__THE RECORDS__:

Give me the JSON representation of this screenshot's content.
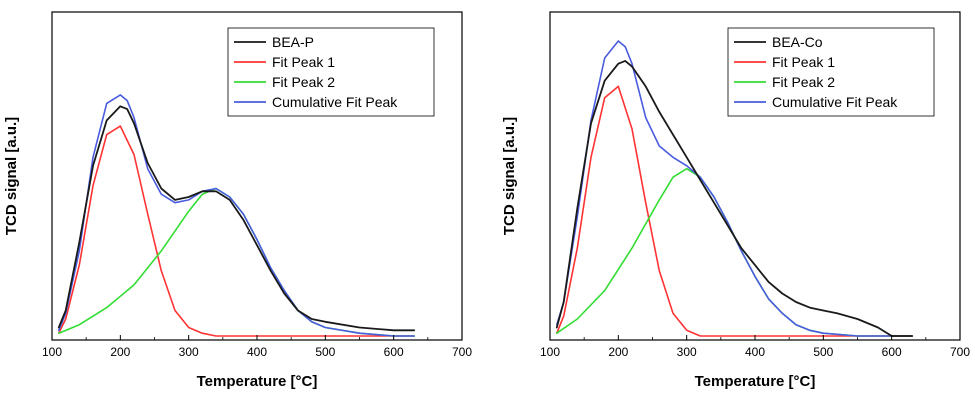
{
  "chart_data": [
    {
      "type": "line",
      "xlabel": "Temperature [°C]",
      "ylabel": "TCD signal [a.u.]",
      "xlim": [
        100,
        700
      ],
      "xticks": [
        100,
        200,
        300,
        400,
        500,
        600,
        700
      ],
      "yticks_shown": false,
      "legend_position": "top-right",
      "series": [
        {
          "name": "BEA-P",
          "color": "#1a1a1a",
          "x": [
            110,
            120,
            140,
            160,
            180,
            200,
            210,
            220,
            240,
            260,
            280,
            300,
            320,
            340,
            360,
            380,
            400,
            420,
            440,
            460,
            480,
            500,
            550,
            600,
            630
          ],
          "y": [
            0.03,
            0.09,
            0.33,
            0.6,
            0.76,
            0.81,
            0.8,
            0.75,
            0.61,
            0.52,
            0.48,
            0.49,
            0.51,
            0.51,
            0.48,
            0.41,
            0.32,
            0.23,
            0.15,
            0.09,
            0.06,
            0.05,
            0.03,
            0.02,
            0.02
          ]
        },
        {
          "name": "Fit Peak 1",
          "color": "#ff3333",
          "x": [
            110,
            120,
            140,
            160,
            180,
            200,
            220,
            240,
            260,
            280,
            300,
            320,
            340,
            360,
            400,
            500,
            600,
            630
          ],
          "y": [
            0.01,
            0.06,
            0.25,
            0.53,
            0.71,
            0.74,
            0.64,
            0.43,
            0.23,
            0.09,
            0.03,
            0.01,
            0.0,
            0.0,
            0.0,
            0.0,
            0.0,
            0.0
          ]
        },
        {
          "name": "Fit Peak 2",
          "color": "#33dd33",
          "x": [
            110,
            140,
            180,
            220,
            260,
            300,
            320,
            340,
            360,
            380,
            400,
            420,
            440,
            460,
            480,
            500,
            550,
            600,
            630
          ],
          "y": [
            0.01,
            0.04,
            0.1,
            0.18,
            0.3,
            0.44,
            0.5,
            0.52,
            0.49,
            0.43,
            0.34,
            0.24,
            0.16,
            0.09,
            0.05,
            0.03,
            0.01,
            0.0,
            0.0
          ]
        },
        {
          "name": "Cumulative Fit Peak",
          "color": "#4a5be0",
          "x": [
            110,
            120,
            140,
            160,
            180,
            200,
            210,
            220,
            240,
            260,
            280,
            300,
            320,
            340,
            360,
            380,
            400,
            420,
            440,
            460,
            480,
            500,
            550,
            600,
            630
          ],
          "y": [
            0.02,
            0.08,
            0.3,
            0.63,
            0.82,
            0.85,
            0.83,
            0.77,
            0.59,
            0.5,
            0.47,
            0.48,
            0.51,
            0.52,
            0.49,
            0.43,
            0.34,
            0.24,
            0.16,
            0.09,
            0.05,
            0.03,
            0.01,
            0.0,
            0.0
          ]
        }
      ]
    },
    {
      "type": "line",
      "xlabel": "Temperature [°C]",
      "ylabel": "TCD signal [a.u.]",
      "xlim": [
        100,
        700
      ],
      "xticks": [
        100,
        200,
        300,
        400,
        500,
        600,
        700
      ],
      "yticks_shown": false,
      "legend_position": "top-right",
      "series": [
        {
          "name": "BEA-Co",
          "color": "#1a1a1a",
          "x": [
            110,
            120,
            140,
            160,
            180,
            200,
            210,
            220,
            240,
            260,
            280,
            300,
            320,
            340,
            360,
            380,
            400,
            420,
            440,
            460,
            480,
            500,
            520,
            550,
            580,
            600,
            630
          ],
          "y": [
            0.03,
            0.12,
            0.45,
            0.75,
            0.9,
            0.96,
            0.97,
            0.95,
            0.88,
            0.79,
            0.71,
            0.63,
            0.55,
            0.47,
            0.39,
            0.31,
            0.25,
            0.19,
            0.15,
            0.12,
            0.1,
            0.09,
            0.08,
            0.06,
            0.03,
            0.0,
            0.0
          ]
        },
        {
          "name": "Fit Peak 1",
          "color": "#ff3333",
          "x": [
            110,
            120,
            140,
            160,
            180,
            200,
            220,
            240,
            260,
            280,
            300,
            320,
            340,
            360,
            400,
            500,
            600,
            630
          ],
          "y": [
            0.01,
            0.07,
            0.31,
            0.63,
            0.84,
            0.88,
            0.73,
            0.47,
            0.23,
            0.08,
            0.02,
            0.0,
            0.0,
            0.0,
            0.0,
            0.0,
            0.0,
            0.0
          ]
        },
        {
          "name": "Fit Peak 2",
          "color": "#33dd33",
          "x": [
            110,
            140,
            180,
            220,
            260,
            280,
            300,
            320,
            340,
            360,
            380,
            400,
            420,
            440,
            460,
            480,
            500,
            550,
            600,
            630
          ],
          "y": [
            0.01,
            0.06,
            0.16,
            0.31,
            0.48,
            0.56,
            0.59,
            0.56,
            0.49,
            0.4,
            0.3,
            0.21,
            0.13,
            0.08,
            0.04,
            0.02,
            0.01,
            0.0,
            0.0,
            0.0
          ]
        },
        {
          "name": "Cumulative Fit Peak",
          "color": "#4a5be0",
          "x": [
            110,
            120,
            140,
            160,
            180,
            200,
            210,
            220,
            240,
            260,
            280,
            300,
            320,
            340,
            360,
            380,
            400,
            420,
            440,
            460,
            480,
            500,
            550,
            600,
            630
          ],
          "y": [
            0.04,
            0.12,
            0.42,
            0.76,
            0.98,
            1.04,
            1.02,
            0.96,
            0.77,
            0.67,
            0.63,
            0.6,
            0.56,
            0.49,
            0.4,
            0.3,
            0.21,
            0.13,
            0.08,
            0.04,
            0.02,
            0.01,
            0.0,
            0.0,
            0.0
          ]
        }
      ]
    }
  ]
}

__DIRECTIVE__: Reproduce the full material exactly, excluding the pictures.

__COMPLETE ANSWER__:
Give me the JSON representation of this screenshot's content.
{
  "chart_data": [
    {
      "type": "line",
      "xlabel": "Temperature [°C]",
      "ylabel": "TCD signal [a.u.]",
      "xlim": [
        100,
        700
      ],
      "xticks": [
        100,
        200,
        300,
        400,
        500,
        600,
        700
      ],
      "yticks_shown": false,
      "legend_position": "top-right",
      "series": [
        {
          "name": "BEA-P",
          "color": "#1a1a1a",
          "x": [
            110,
            120,
            140,
            160,
            180,
            200,
            210,
            220,
            240,
            260,
            280,
            300,
            320,
            340,
            360,
            380,
            400,
            420,
            440,
            460,
            480,
            500,
            550,
            600,
            630
          ],
          "y": [
            0.03,
            0.09,
            0.33,
            0.6,
            0.76,
            0.81,
            0.8,
            0.75,
            0.61,
            0.52,
            0.48,
            0.49,
            0.51,
            0.51,
            0.48,
            0.41,
            0.32,
            0.23,
            0.15,
            0.09,
            0.06,
            0.05,
            0.03,
            0.02,
            0.02
          ]
        },
        {
          "name": "Fit Peak 1",
          "color": "#ff3333",
          "x": [
            110,
            120,
            140,
            160,
            180,
            200,
            220,
            240,
            260,
            280,
            300,
            320,
            340,
            360,
            400,
            500,
            600,
            630
          ],
          "y": [
            0.01,
            0.06,
            0.25,
            0.53,
            0.71,
            0.74,
            0.64,
            0.43,
            0.23,
            0.09,
            0.03,
            0.01,
            0.0,
            0.0,
            0.0,
            0.0,
            0.0,
            0.0
          ]
        },
        {
          "name": "Fit Peak 2",
          "color": "#33dd33",
          "x": [
            110,
            140,
            180,
            220,
            260,
            300,
            320,
            340,
            360,
            380,
            400,
            420,
            440,
            460,
            480,
            500,
            550,
            600,
            630
          ],
          "y": [
            0.01,
            0.04,
            0.1,
            0.18,
            0.3,
            0.44,
            0.5,
            0.52,
            0.49,
            0.43,
            0.34,
            0.24,
            0.16,
            0.09,
            0.05,
            0.03,
            0.01,
            0.0,
            0.0
          ]
        },
        {
          "name": "Cumulative Fit Peak",
          "color": "#4a5be0",
          "x": [
            110,
            120,
            140,
            160,
            180,
            200,
            210,
            220,
            240,
            260,
            280,
            300,
            320,
            340,
            360,
            380,
            400,
            420,
            440,
            460,
            480,
            500,
            550,
            600,
            630
          ],
          "y": [
            0.02,
            0.08,
            0.3,
            0.63,
            0.82,
            0.85,
            0.83,
            0.77,
            0.59,
            0.5,
            0.47,
            0.48,
            0.51,
            0.52,
            0.49,
            0.43,
            0.34,
            0.24,
            0.16,
            0.09,
            0.05,
            0.03,
            0.01,
            0.0,
            0.0
          ]
        }
      ]
    },
    {
      "type": "line",
      "xlabel": "Temperature [°C]",
      "ylabel": "TCD signal [a.u.]",
      "xlim": [
        100,
        700
      ],
      "xticks": [
        100,
        200,
        300,
        400,
        500,
        600,
        700
      ],
      "yticks_shown": false,
      "legend_position": "top-right",
      "series": [
        {
          "name": "BEA-Co",
          "color": "#1a1a1a",
          "x": [
            110,
            120,
            140,
            160,
            180,
            200,
            210,
            220,
            240,
            260,
            280,
            300,
            320,
            340,
            360,
            380,
            400,
            420,
            440,
            460,
            480,
            500,
            520,
            550,
            580,
            600,
            630
          ],
          "y": [
            0.03,
            0.12,
            0.45,
            0.75,
            0.9,
            0.96,
            0.97,
            0.95,
            0.88,
            0.79,
            0.71,
            0.63,
            0.55,
            0.47,
            0.39,
            0.31,
            0.25,
            0.19,
            0.15,
            0.12,
            0.1,
            0.09,
            0.08,
            0.06,
            0.03,
            0.0,
            0.0
          ]
        },
        {
          "name": "Fit Peak 1",
          "color": "#ff3333",
          "x": [
            110,
            120,
            140,
            160,
            180,
            200,
            220,
            240,
            260,
            280,
            300,
            320,
            340,
            360,
            400,
            500,
            600,
            630
          ],
          "y": [
            0.01,
            0.07,
            0.31,
            0.63,
            0.84,
            0.88,
            0.73,
            0.47,
            0.23,
            0.08,
            0.02,
            0.0,
            0.0,
            0.0,
            0.0,
            0.0,
            0.0,
            0.0
          ]
        },
        {
          "name": "Fit Peak 2",
          "color": "#33dd33",
          "x": [
            110,
            140,
            180,
            220,
            260,
            280,
            300,
            320,
            340,
            360,
            380,
            400,
            420,
            440,
            460,
            480,
            500,
            550,
            600,
            630
          ],
          "y": [
            0.01,
            0.06,
            0.16,
            0.31,
            0.48,
            0.56,
            0.59,
            0.56,
            0.49,
            0.4,
            0.3,
            0.21,
            0.13,
            0.08,
            0.04,
            0.02,
            0.01,
            0.0,
            0.0,
            0.0
          ]
        },
        {
          "name": "Cumulative Fit Peak",
          "color": "#4a5be0",
          "x": [
            110,
            120,
            140,
            160,
            180,
            200,
            210,
            220,
            240,
            260,
            280,
            300,
            320,
            340,
            360,
            380,
            400,
            420,
            440,
            460,
            480,
            500,
            550,
            600,
            630
          ],
          "y": [
            0.04,
            0.12,
            0.42,
            0.76,
            0.98,
            1.04,
            1.02,
            0.96,
            0.77,
            0.67,
            0.63,
            0.6,
            0.56,
            0.49,
            0.4,
            0.3,
            0.21,
            0.13,
            0.08,
            0.04,
            0.02,
            0.01,
            0.0,
            0.0,
            0.0
          ]
        }
      ]
    }
  ]
}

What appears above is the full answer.